Look through the data below. Show each line where the string "Japan" occurs.

Collection entries
★ ★ ★ ★ ★

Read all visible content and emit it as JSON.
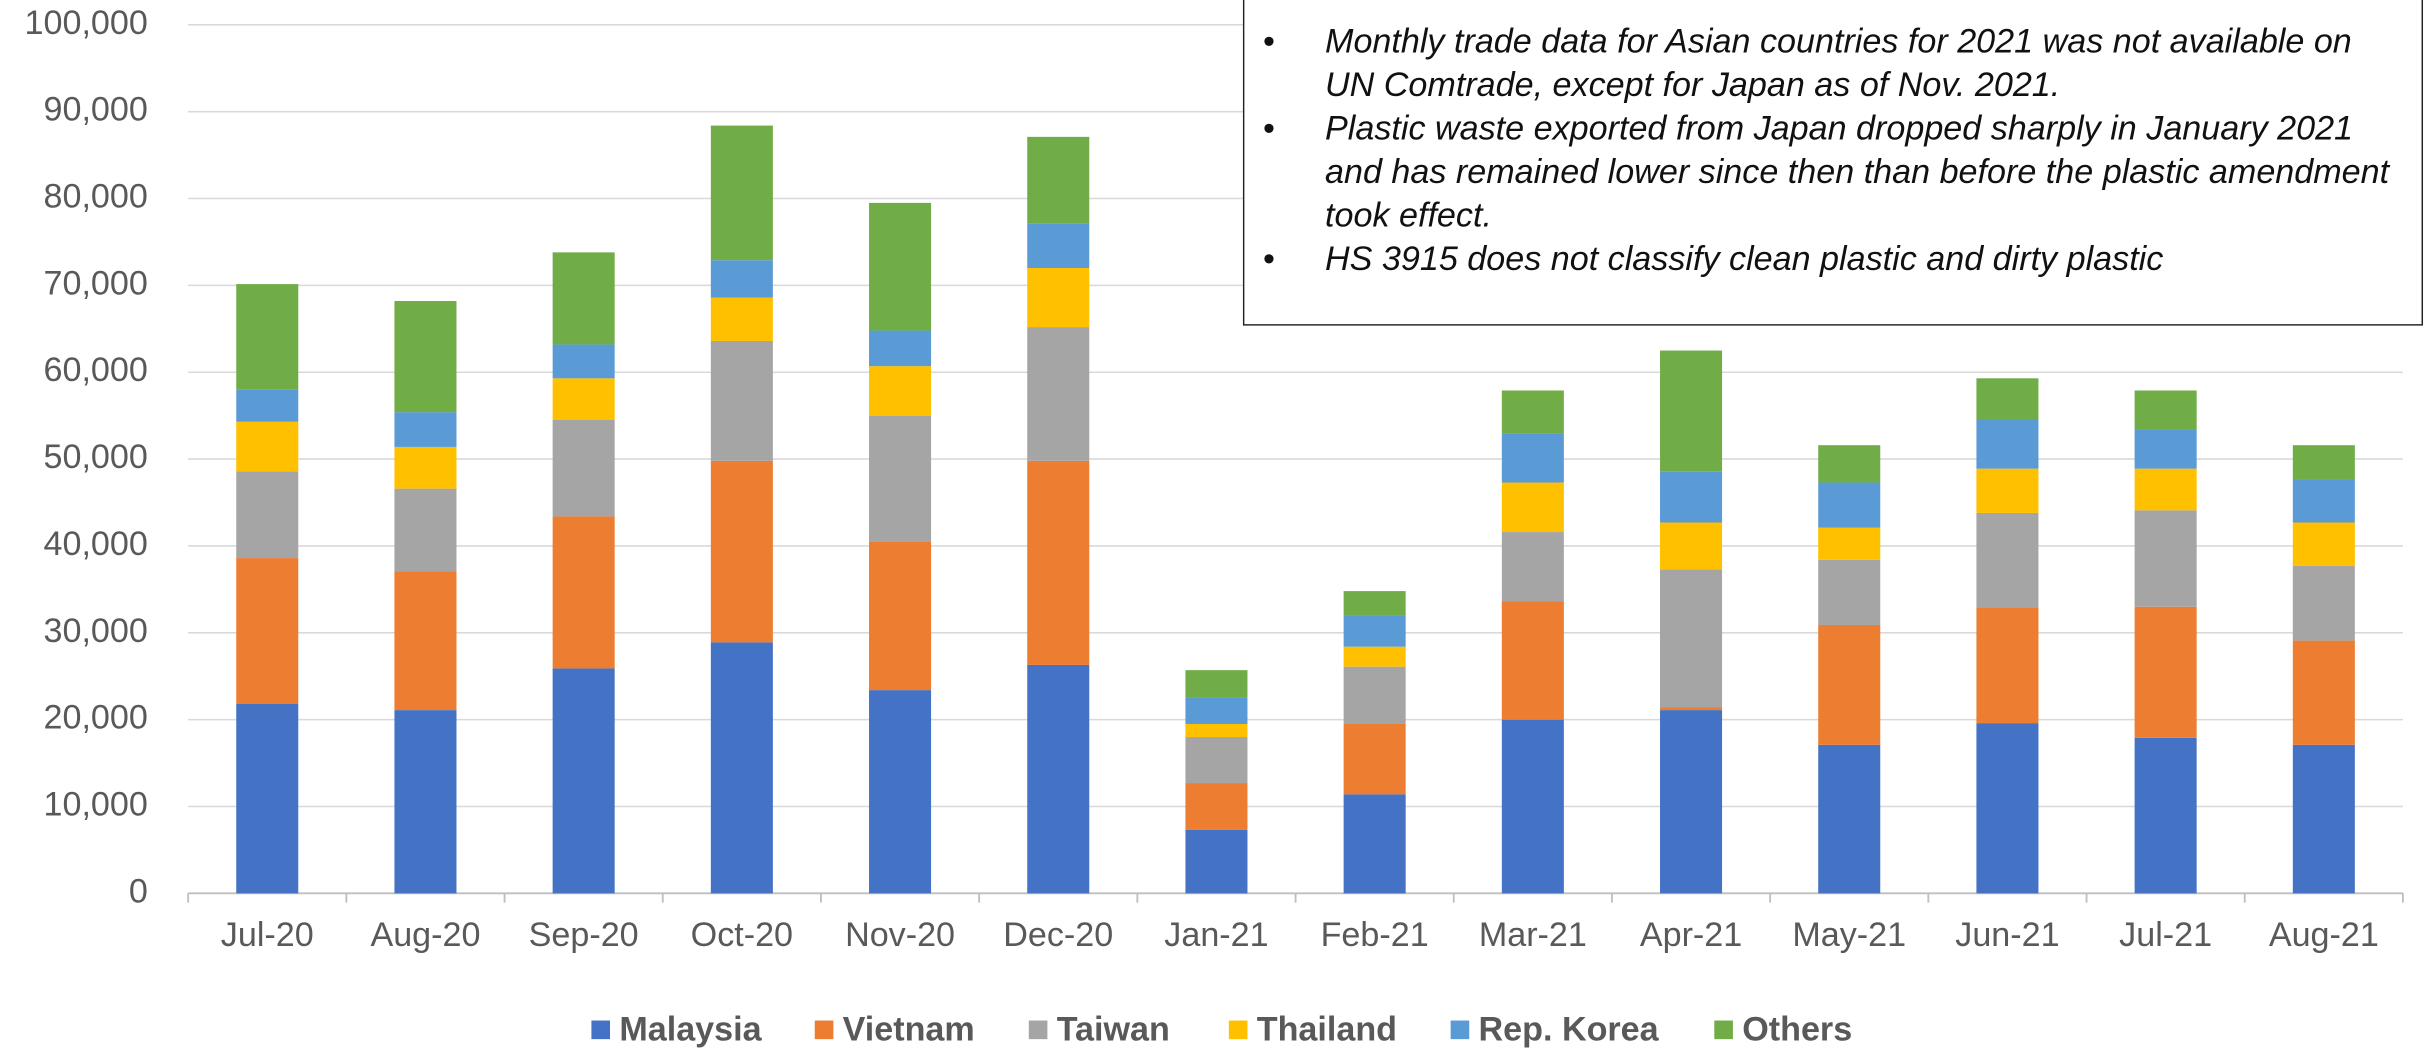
{
  "chart_data": {
    "type": "bar",
    "stacked": true,
    "categories": [
      "Jul-20",
      "Aug-20",
      "Sep-20",
      "Oct-20",
      "Nov-20",
      "Dec-20",
      "Jan-21",
      "Feb-21",
      "Mar-21",
      "Apr-21",
      "May-21",
      "Jun-21",
      "Jul-21",
      "Aug-21"
    ],
    "series": [
      {
        "name": "Malaysia",
        "color": "#4472c4",
        "values": [
          21800,
          21100,
          25900,
          28900,
          23400,
          26300,
          7300,
          11400,
          20000,
          21100,
          17100,
          19600,
          17900,
          17100
        ]
      },
      {
        "name": "Vietnam",
        "color": "#ed7d31",
        "values": [
          16800,
          16000,
          17500,
          20900,
          17100,
          23500,
          5400,
          8100,
          13600,
          300,
          13800,
          13300,
          15100,
          12000
        ]
      },
      {
        "name": "Taiwan",
        "color": "#a5a5a5",
        "values": [
          10000,
          9500,
          11100,
          13800,
          14500,
          15400,
          5300,
          6600,
          8000,
          15900,
          7500,
          10900,
          11100,
          8600
        ]
      },
      {
        "name": "Thailand",
        "color": "#ffc000",
        "values": [
          5700,
          4800,
          4800,
          5000,
          5700,
          6800,
          1500,
          2300,
          5700,
          5400,
          3700,
          5100,
          4800,
          5000
        ]
      },
      {
        "name": "Rep. Korea",
        "color": "#5b9bd5",
        "values": [
          3750,
          4000,
          3900,
          4300,
          4100,
          5100,
          3000,
          3600,
          5600,
          5900,
          5200,
          5600,
          4500,
          5000
        ]
      },
      {
        "name": "Others",
        "color": "#70ad47",
        "values": [
          12100,
          12800,
          10600,
          15500,
          14700,
          10000,
          3200,
          2800,
          5000,
          13900,
          4300,
          4800,
          4500,
          3900
        ]
      }
    ],
    "ylim": [
      0,
      100000
    ],
    "yticks": [
      0,
      {
        "value": 10000,
        "label": "10,000"
      },
      {
        "value": 20000,
        "label": "20,000"
      },
      {
        "value": 30000,
        "label": "30,000"
      },
      {
        "value": 40000,
        "label": "40,000"
      },
      {
        "value": 50000,
        "label": "50,000"
      },
      {
        "value": 60000,
        "label": "60,000"
      },
      {
        "value": 70000,
        "label": "70,000"
      },
      {
        "value": 80000,
        "label": "80,000"
      },
      {
        "value": 90000,
        "label": "90,000"
      },
      {
        "value": 100000,
        "label": "100,000"
      }
    ],
    "grid": true,
    "legend": "bottom",
    "annotations": [
      "Monthly trade data for Asian countries for 2021 was not available on UN Comtrade, except for Japan as of Nov. 2021.",
      "Plastic waste exported from Japan dropped sharply in January 2021 and has remained lower since then than before the plastic amendment took effect.",
      "HS 3915 does not classify clean plastic and dirty plastic"
    ]
  }
}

★ ★ ★ ★ ★

** Response to the exercise **
      "Monthly trade data for Asian countries for 2021 was not available on UN Comtrade, except for Japan as of Nov. 2021.",
      "Plastic waste exported from Japan dropped sharply in January 2021 and has remained lower since then than before the plastic amendment took effect.",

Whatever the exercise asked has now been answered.